- [WORK REQUIRED]
In the entries that follow, find the word "this" and report each line it is on.

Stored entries
▶

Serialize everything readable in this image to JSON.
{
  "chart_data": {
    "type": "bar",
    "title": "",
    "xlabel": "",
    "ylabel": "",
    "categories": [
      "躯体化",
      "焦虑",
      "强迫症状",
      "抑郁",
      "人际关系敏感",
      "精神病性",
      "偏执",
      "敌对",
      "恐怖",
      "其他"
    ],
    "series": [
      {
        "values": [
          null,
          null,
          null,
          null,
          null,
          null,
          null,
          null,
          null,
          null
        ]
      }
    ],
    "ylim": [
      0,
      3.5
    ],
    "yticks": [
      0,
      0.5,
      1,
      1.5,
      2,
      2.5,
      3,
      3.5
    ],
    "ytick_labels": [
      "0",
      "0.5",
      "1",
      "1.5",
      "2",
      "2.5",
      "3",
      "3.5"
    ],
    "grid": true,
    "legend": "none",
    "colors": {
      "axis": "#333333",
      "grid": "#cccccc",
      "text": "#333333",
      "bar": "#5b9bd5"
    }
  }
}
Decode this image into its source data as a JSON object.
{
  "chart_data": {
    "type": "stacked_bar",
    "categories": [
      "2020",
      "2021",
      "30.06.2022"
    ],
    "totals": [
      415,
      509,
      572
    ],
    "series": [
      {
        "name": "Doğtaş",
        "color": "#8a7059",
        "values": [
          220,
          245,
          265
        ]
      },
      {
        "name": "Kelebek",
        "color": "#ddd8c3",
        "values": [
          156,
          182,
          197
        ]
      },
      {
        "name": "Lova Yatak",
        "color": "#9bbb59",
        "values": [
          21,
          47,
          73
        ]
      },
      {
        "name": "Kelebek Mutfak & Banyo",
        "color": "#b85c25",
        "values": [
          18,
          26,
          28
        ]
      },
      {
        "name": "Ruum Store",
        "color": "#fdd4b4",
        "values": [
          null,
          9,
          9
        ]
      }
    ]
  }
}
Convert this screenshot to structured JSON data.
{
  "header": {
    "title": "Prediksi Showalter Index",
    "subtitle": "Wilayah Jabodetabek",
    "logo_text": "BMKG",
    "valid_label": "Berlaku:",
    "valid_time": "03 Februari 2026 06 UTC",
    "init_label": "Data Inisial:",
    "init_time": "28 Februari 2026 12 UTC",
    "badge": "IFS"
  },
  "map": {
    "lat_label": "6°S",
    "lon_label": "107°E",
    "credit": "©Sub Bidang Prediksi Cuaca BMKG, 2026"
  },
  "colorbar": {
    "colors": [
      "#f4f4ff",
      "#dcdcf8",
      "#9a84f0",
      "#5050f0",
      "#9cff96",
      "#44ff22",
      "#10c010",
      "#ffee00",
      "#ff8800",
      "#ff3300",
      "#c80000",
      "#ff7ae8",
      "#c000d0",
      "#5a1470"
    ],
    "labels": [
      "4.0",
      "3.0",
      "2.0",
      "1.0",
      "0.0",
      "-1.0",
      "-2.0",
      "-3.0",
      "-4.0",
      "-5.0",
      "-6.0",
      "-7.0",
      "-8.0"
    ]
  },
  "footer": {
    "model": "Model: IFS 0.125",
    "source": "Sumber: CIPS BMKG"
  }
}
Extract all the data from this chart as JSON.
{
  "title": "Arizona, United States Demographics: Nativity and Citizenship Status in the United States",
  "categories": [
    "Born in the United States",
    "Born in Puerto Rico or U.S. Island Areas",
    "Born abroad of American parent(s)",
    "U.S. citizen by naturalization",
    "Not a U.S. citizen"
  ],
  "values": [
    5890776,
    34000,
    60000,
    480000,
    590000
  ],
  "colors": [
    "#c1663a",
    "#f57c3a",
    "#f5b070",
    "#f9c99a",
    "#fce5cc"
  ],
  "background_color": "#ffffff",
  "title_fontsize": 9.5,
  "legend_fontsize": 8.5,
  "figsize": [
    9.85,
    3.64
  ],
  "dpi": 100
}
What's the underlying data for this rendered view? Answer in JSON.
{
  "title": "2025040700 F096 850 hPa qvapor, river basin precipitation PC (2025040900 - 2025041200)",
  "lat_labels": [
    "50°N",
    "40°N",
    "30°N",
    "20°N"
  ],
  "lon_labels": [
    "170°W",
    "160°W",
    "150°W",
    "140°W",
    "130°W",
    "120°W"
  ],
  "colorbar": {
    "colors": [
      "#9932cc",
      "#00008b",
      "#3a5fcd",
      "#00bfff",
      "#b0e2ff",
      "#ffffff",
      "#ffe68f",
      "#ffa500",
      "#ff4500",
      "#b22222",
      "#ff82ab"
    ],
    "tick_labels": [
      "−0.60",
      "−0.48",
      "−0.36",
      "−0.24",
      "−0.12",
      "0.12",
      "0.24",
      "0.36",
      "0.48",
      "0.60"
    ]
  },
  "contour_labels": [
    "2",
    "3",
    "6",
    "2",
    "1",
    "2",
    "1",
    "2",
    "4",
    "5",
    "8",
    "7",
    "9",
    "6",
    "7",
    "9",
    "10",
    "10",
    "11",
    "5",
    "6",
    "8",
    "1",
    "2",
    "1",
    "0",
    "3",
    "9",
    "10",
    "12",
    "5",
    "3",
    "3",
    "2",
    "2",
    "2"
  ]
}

◀

- [EXERCISE OUTPUT]
Serialize everything readable in this image to JSON.
Decode this image into its source data as a JSON object.
Convert this screenshot to structured JSON data.
Extract all the data from this chart as JSON.
What's the underlying data for this rendered view? Answer in JSON.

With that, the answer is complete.